**GIVEN PROBLEM**
Check every line below for the word "iracundus" and copy the ones that have it.

**SUPPLIED MATERIAL**
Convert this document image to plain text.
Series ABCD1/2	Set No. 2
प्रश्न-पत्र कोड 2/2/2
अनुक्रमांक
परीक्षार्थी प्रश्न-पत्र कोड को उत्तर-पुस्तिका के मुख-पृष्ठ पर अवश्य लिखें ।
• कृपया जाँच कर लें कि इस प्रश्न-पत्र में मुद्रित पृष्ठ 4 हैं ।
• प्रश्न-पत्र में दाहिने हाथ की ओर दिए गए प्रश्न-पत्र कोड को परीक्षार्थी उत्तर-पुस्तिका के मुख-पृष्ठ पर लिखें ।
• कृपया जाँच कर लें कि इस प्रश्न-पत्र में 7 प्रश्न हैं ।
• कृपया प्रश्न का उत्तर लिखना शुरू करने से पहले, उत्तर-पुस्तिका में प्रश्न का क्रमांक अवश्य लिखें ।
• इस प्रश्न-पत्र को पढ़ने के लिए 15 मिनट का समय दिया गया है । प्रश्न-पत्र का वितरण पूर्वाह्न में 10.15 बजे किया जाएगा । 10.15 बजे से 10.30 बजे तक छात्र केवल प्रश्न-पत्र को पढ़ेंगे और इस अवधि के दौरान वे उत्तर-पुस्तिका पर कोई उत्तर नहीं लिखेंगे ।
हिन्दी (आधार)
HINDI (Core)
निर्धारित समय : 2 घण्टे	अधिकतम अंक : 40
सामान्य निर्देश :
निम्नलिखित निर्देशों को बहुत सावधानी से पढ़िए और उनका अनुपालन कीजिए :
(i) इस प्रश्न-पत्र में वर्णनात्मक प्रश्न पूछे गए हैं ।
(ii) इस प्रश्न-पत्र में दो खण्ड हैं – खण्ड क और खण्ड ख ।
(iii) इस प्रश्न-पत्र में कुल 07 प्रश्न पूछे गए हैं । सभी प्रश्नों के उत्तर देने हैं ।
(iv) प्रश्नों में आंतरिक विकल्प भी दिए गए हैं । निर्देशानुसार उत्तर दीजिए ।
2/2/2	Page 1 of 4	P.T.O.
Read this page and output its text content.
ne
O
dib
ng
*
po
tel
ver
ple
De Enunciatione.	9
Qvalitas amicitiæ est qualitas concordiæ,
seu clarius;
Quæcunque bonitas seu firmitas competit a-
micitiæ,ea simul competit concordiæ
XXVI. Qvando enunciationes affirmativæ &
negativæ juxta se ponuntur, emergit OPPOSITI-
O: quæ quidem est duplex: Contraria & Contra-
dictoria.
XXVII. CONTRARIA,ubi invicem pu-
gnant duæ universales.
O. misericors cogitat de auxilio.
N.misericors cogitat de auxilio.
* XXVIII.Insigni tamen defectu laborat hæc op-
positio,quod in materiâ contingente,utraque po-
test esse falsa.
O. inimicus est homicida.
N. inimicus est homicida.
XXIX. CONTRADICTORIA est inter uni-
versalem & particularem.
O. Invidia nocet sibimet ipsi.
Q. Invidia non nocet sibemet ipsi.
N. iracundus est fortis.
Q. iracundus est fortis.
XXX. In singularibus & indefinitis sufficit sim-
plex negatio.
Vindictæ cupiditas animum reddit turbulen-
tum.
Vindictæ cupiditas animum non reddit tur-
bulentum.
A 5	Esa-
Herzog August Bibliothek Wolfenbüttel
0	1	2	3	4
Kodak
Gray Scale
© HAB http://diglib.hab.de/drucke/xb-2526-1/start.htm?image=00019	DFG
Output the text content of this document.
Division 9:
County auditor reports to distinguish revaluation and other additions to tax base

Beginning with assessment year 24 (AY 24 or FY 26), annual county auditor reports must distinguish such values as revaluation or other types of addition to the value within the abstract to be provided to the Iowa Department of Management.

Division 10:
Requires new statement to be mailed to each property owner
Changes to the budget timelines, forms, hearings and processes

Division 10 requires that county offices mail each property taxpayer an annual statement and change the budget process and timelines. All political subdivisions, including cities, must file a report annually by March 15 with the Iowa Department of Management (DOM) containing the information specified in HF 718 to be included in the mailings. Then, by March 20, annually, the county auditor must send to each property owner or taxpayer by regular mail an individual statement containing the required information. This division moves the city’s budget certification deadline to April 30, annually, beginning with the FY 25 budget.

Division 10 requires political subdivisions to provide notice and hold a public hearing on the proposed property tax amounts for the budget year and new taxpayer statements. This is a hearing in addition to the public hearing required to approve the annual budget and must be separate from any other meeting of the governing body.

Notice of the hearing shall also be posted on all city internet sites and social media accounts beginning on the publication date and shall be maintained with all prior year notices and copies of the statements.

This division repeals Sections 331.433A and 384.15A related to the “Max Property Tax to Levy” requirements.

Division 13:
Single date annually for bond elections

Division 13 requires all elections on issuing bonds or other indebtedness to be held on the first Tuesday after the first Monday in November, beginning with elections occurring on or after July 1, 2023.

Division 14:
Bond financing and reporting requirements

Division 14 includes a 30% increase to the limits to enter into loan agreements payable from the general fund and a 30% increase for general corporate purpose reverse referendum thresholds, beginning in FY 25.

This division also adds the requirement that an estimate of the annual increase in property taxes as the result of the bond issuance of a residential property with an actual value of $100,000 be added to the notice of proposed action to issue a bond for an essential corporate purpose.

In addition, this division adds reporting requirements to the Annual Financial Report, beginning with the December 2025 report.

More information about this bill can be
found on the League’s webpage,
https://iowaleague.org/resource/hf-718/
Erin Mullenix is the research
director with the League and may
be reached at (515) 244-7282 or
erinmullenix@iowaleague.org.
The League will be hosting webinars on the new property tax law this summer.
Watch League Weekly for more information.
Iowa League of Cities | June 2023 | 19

**ANSWER**
N. iracundus est fortis.
Q. iracundus est fortis.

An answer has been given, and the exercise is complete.